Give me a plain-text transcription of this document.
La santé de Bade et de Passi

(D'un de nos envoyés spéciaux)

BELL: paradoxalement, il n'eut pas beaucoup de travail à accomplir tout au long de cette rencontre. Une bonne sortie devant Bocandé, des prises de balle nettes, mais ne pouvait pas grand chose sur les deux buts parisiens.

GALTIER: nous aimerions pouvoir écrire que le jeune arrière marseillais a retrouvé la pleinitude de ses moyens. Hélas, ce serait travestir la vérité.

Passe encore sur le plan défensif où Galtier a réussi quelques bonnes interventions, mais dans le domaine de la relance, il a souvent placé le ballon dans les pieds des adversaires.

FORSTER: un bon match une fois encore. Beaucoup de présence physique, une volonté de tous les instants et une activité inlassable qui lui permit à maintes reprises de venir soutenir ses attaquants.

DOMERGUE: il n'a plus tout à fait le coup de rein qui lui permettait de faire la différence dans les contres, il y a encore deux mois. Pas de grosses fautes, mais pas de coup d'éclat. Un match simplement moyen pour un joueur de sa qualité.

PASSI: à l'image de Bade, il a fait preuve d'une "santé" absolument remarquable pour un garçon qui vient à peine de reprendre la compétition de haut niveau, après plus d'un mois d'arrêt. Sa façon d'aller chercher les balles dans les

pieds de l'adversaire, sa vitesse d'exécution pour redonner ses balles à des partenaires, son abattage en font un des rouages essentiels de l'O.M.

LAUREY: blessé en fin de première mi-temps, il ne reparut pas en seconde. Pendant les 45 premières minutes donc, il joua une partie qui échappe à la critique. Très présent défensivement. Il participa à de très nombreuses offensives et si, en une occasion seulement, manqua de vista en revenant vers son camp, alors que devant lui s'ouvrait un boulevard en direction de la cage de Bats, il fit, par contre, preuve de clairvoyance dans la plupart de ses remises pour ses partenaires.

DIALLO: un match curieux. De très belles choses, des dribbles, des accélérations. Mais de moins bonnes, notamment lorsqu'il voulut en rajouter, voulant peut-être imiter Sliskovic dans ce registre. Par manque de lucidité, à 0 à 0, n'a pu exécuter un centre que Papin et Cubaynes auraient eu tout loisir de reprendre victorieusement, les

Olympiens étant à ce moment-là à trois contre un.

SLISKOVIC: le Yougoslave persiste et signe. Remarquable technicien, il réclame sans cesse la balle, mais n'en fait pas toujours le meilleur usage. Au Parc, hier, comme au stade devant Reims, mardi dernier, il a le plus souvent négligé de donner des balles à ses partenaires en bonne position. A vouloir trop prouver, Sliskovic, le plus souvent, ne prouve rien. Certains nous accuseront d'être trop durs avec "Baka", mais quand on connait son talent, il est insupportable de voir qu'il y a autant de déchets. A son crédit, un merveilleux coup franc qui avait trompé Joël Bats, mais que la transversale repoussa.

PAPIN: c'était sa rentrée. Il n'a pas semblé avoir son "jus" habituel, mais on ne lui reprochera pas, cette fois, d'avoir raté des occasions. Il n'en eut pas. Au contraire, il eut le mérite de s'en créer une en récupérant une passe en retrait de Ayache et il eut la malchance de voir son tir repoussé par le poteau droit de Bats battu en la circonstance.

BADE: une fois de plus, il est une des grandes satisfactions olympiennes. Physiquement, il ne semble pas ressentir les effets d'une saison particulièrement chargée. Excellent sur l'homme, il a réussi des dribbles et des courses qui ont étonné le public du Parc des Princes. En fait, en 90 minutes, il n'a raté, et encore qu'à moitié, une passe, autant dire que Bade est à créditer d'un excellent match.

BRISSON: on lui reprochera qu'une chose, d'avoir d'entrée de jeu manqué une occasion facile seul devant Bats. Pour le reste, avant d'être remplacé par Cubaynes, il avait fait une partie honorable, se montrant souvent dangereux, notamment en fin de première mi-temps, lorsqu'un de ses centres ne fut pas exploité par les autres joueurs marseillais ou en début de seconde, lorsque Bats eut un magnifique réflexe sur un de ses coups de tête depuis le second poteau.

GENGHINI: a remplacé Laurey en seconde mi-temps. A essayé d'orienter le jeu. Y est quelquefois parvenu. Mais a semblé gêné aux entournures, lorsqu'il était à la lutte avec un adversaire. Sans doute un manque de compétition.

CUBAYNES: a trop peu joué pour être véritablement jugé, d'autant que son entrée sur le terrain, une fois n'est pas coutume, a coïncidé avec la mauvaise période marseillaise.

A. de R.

★ ★ ★

[Aim of the exercise] Repeat every line of the data, exactly and in full.

[Output below]
Give me a plain-text transcription of this document.
La santé de Bade et de Passi

(D'un de nos envoyés spéciaux)

BELL: paradoxalement, il n'eut pas beaucoup de travail à accomplir tout au long de cette rencontre. Une bonne sortie devant Bocandé, des prises de balle nettes, mais ne pouvait pas grand chose sur les deux buts parisiens.

GALTIER: nous aimerions pouvoir écrire que le jeune arrière marseillais a retrouvé la pleinitude de ses moyens. Hélas, ce serait travestir la vérité.

Passe encore sur le plan défensif où Galtier a réussi quelques bonnes interventions, mais dans le domaine de la relance, il a souvent placé le ballon dans les pieds des adversaires.

FORSTER: un bon match une fois encore. Beaucoup de présence physique, une volonté de tous les instants et une activité inlassable qui lui permit à maintes reprises de venir soutenir ses attaquants.

DOMERGUE: il n'a plus tout à fait le coup de rein qui lui permettait de faire la différence dans les contres, il y a encore deux mois. Pas de grosses fautes, mais pas de coup d'éclat. Un match simplement moyen pour un joueur de sa qualité.

PASSI: à l'image de Bade, il a fait preuve d'une "santé" absolument remarquable pour un garçon qui vient à peine de reprendre la compétition de haut niveau, après plus d'un mois d'arrêt. Sa façon d'aller chercher les balles dans les

pieds de l'adversaire, sa vitesse d'exécution pour redonner ses balles à des partenaires, son abattage en font un des rouages essentiels de l'O.M.

LAUREY: blessé en fin de première mi-temps, il ne reparut pas en seconde. Pendant les 45 premières minutes donc, il joua une partie qui échappe à la critique. Très présent défensivement. Il participa à de très nombreuses offensives et si, en une occasion seulement, manqua de vista en revenant vers son camp, alors que devant lui s'ouvrait un boulevard en direction de la cage de Bats, il fit, par contre, preuve de clairvoyance dans la plupart de ses remises pour ses partenaires.

DIALLO: un match curieux. De très belles choses, des dribbles, des accélérations. Mais de moins bonnes, notamment lorsqu'il voulut en rajouter, voulant peut-être imiter Sliskovic dans ce registre. Par manque de lucidité, à 0 à 0, n'a pu exécuter un centre que Papin et Cubaynes auraient eu tout loisir de reprendre victorieusement, les

Olympiens étant à ce moment-là à trois contre un.

SLISKOVIC: le Yougoslave persiste et signe. Remarquable technicien, il réclame sans cesse la balle, mais n'en fait pas toujours le meilleur usage. Au Parc, hier, comme au stade devant Reims, mardi dernier, il a le plus souvent négligé de donner des balles à ses partenaires en bonne position. A vouloir trop prouver, Sliskovic, le plus souvent, ne prouve rien. Certains nous accuseront d'être trop durs avec "Baka", mais quand on connait son talent, il est insupportable de voir qu'il y a autant de déchets. A son crédit, un merveilleux coup franc qui avait trompé Joël Bats, mais que la transversale repoussa.

PAPIN: c'était sa rentrée. Il n'a pas semblé avoir son "jus" habituel, mais on ne lui reprochera pas, cette fois, d'avoir raté des occasions. Il n'en eut pas. Au contraire, il eut le mérite de s'en créer une en récupérant une passe en retrait de Ayache et il eut la malchance de voir son tir repoussé par le poteau droit de Bats battu en la circonstance.

BADE: une fois de plus, il est une des grandes satisfactions olympiennes. Physiquement, il ne semble pas ressentir les effets d'une saison particulièrement chargée. Excellent sur l'homme, il a réussi des dribbles et des courses qui ont étonné le public du Parc des Princes. En fait, en 90 minutes, il n'a raté, et encore qu'à moitié, une passe, autant dire que Bade est à créditer d'un excellent match.

BRISSON: on lui reprochera qu'une chose, d'avoir d'entrée de jeu manqué une occasion facile seul devant Bats. Pour le reste, avant d'être remplacé par Cubaynes, il avait fait une partie honorable, se montrant souvent dangereux, notamment en fin de première mi-temps, lorsqu'un de ses centres ne fut pas exploité par les autres joueurs marseillais ou en début de seconde, lorsque Bats eut un magnifique réflexe sur un de ses coups de tête depuis le second poteau.

GENGHINI: a remplacé Laurey en seconde mi-temps. A essayé d'orienter le jeu. Y est quelquefois parvenu. Mais a semblé gêné aux entournures, lorsqu'il était à la lutte avec un adversaire. Sans doute un manque de compétition.

CUBAYNES: a trop peu joué pour être véritablement jugé, d'autant que son entrée sur le terrain, une fois n'est pas coutume, a coïncidé avec la mauvaise période marseillaise.

A. de R.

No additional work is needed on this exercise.